(Given data):

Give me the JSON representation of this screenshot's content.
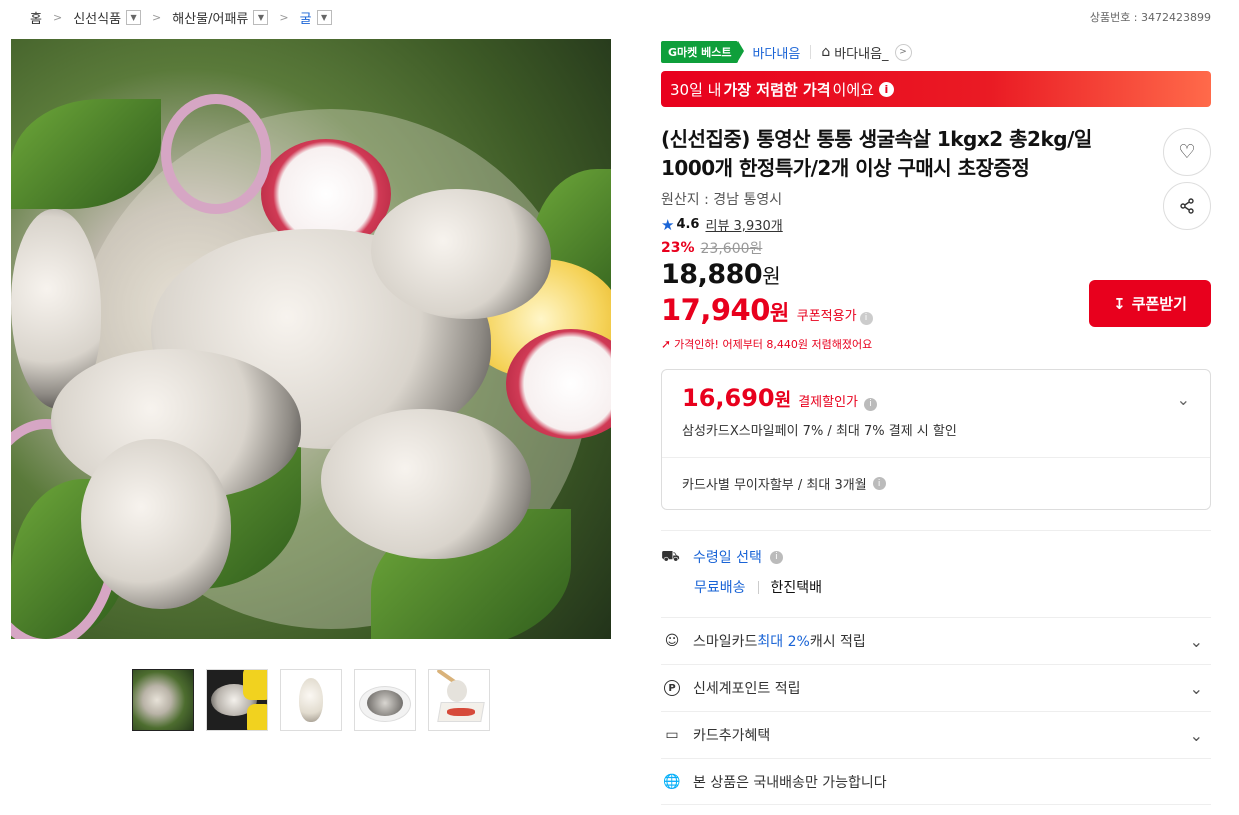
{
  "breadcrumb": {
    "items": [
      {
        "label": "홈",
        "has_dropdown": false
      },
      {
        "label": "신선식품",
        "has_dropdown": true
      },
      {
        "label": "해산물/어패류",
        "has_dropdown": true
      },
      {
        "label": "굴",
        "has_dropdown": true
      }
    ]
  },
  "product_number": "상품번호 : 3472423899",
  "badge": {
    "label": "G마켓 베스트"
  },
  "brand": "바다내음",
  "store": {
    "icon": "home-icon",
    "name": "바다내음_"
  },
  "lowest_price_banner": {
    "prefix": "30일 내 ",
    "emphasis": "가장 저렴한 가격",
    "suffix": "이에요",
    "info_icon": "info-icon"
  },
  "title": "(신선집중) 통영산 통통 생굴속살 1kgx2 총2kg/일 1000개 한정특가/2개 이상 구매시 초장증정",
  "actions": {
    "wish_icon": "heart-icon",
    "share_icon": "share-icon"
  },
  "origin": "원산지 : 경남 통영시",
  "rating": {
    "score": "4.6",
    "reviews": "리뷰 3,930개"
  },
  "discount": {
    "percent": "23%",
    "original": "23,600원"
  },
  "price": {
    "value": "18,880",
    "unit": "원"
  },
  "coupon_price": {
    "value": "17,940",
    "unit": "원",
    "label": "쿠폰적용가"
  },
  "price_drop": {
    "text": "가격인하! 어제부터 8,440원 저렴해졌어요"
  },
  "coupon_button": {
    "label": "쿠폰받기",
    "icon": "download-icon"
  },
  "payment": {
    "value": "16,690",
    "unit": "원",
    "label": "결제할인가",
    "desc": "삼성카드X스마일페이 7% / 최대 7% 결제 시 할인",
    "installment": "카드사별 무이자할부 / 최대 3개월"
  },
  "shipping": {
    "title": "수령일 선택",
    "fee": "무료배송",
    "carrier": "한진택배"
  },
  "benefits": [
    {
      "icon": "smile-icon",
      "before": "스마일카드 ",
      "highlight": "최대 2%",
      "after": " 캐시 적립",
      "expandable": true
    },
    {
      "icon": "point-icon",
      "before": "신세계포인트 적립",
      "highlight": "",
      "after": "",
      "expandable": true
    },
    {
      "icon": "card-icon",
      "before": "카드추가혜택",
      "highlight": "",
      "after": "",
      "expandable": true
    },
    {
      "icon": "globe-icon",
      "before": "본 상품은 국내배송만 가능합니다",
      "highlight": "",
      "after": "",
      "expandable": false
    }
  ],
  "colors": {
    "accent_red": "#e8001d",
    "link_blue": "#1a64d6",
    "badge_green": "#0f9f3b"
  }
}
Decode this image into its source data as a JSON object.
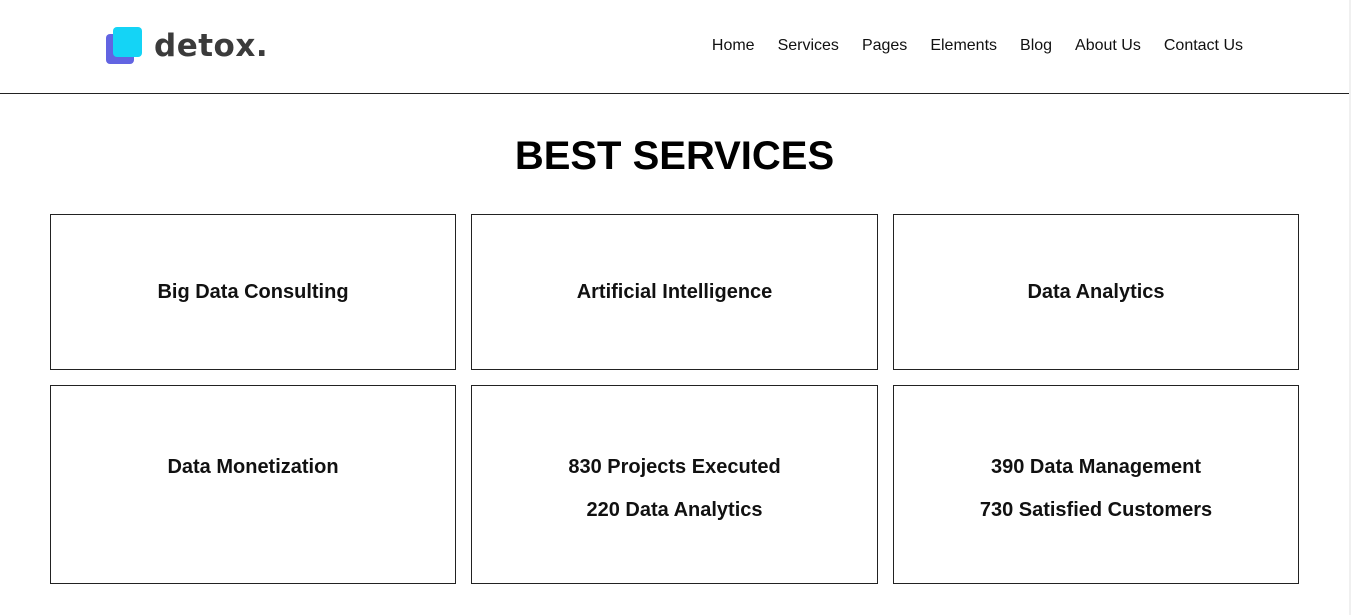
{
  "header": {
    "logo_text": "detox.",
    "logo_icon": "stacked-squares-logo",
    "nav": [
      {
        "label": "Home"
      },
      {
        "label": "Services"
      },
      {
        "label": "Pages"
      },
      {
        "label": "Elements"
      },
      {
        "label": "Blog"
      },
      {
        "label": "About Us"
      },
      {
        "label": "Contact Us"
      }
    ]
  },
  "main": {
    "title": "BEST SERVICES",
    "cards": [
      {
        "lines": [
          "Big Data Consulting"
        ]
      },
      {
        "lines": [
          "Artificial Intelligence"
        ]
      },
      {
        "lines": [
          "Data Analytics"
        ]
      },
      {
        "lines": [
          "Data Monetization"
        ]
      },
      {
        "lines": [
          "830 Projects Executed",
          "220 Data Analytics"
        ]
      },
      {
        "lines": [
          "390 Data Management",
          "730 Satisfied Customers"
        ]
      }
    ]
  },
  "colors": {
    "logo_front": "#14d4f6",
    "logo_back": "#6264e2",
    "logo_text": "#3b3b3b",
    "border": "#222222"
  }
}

(Task requirements):
Quote the records above exactly, leaving out any pictures.

(Result of this task):
Give me the JSON representation of this screenshot's content.
{
  "breadcrumb": {
    "items": [
      {
        "label": "홈",
        "has_dropdown": false
      },
      {
        "label": "신선식품",
        "has_dropdown": true
      },
      {
        "label": "해산물/어패류",
        "has_dropdown": true
      },
      {
        "label": "굴",
        "has_dropdown": true
      }
    ]
  },
  "product_number": "상품번호 : 3472423899",
  "badge": {
    "label": "G마켓 베스트"
  },
  "brand": "바다내음",
  "store": {
    "icon": "home-icon",
    "name": "바다내음_"
  },
  "lowest_price_banner": {
    "prefix": "30일 내 ",
    "emphasis": "가장 저렴한 가격",
    "suffix": "이에요",
    "info_icon": "info-icon"
  },
  "title": "(신선집중) 통영산 통통 생굴속살 1kgx2 총2kg/일 1000개 한정특가/2개 이상 구매시 초장증정",
  "actions": {
    "wish_icon": "heart-icon",
    "share_icon": "share-icon"
  },
  "origin": "원산지 : 경남 통영시",
  "rating": {
    "score": "4.6",
    "reviews": "리뷰 3,930개"
  },
  "discount": {
    "percent": "23%",
    "original": "23,600원"
  },
  "price": {
    "value": "18,880",
    "unit": "원"
  },
  "coupon_price": {
    "value": "17,940",
    "unit": "원",
    "label": "쿠폰적용가"
  },
  "price_drop": {
    "text": "가격인하! 어제부터 8,440원 저렴해졌어요"
  },
  "coupon_button": {
    "label": "쿠폰받기",
    "icon": "download-icon"
  },
  "payment": {
    "value": "16,690",
    "unit": "원",
    "label": "결제할인가",
    "desc": "삼성카드X스마일페이 7% / 최대 7% 결제 시 할인",
    "installment": "카드사별 무이자할부 / 최대 3개월"
  },
  "shipping": {
    "title": "수령일 선택",
    "fee": "무료배송",
    "carrier": "한진택배"
  },
  "benefits": [
    {
      "icon": "smile-icon",
      "before": "스마일카드 ",
      "highlight": "최대 2%",
      "after": " 캐시 적립",
      "expandable": true
    },
    {
      "icon": "point-icon",
      "before": "신세계포인트 적립",
      "highlight": "",
      "after": "",
      "expandable": true
    },
    {
      "icon": "card-icon",
      "before": "카드추가혜택",
      "highlight": "",
      "after": "",
      "expandable": true
    },
    {
      "icon": "globe-icon",
      "before": "본 상품은 국내배송만 가능합니다",
      "highlight": "",
      "after": "",
      "expandable": false
    }
  ],
  "colors": {
    "accent_red": "#e8001d",
    "link_blue": "#1a64d6",
    "badge_green": "#0f9f3b"
  }
}
Decode this image into its source data as a JSON object.
{
  "header": {
    "logo_text": "detox.",
    "logo_icon": "stacked-squares-logo",
    "nav": [
      {
        "label": "Home"
      },
      {
        "label": "Services"
      },
      {
        "label": "Pages"
      },
      {
        "label": "Elements"
      },
      {
        "label": "Blog"
      },
      {
        "label": "About Us"
      },
      {
        "label": "Contact Us"
      }
    ]
  },
  "main": {
    "title": "BEST SERVICES",
    "cards": [
      {
        "lines": [
          "Big Data Consulting"
        ]
      },
      {
        "lines": [
          "Artificial Intelligence"
        ]
      },
      {
        "lines": [
          "Data Analytics"
        ]
      },
      {
        "lines": [
          "Data Monetization"
        ]
      },
      {
        "lines": [
          "830 Projects Executed",
          "220 Data Analytics"
        ]
      },
      {
        "lines": [
          "390 Data Management",
          "730 Satisfied Customers"
        ]
      }
    ]
  },
  "colors": {
    "logo_front": "#14d4f6",
    "logo_back": "#6264e2",
    "logo_text": "#3b3b3b",
    "border": "#222222"
  }
}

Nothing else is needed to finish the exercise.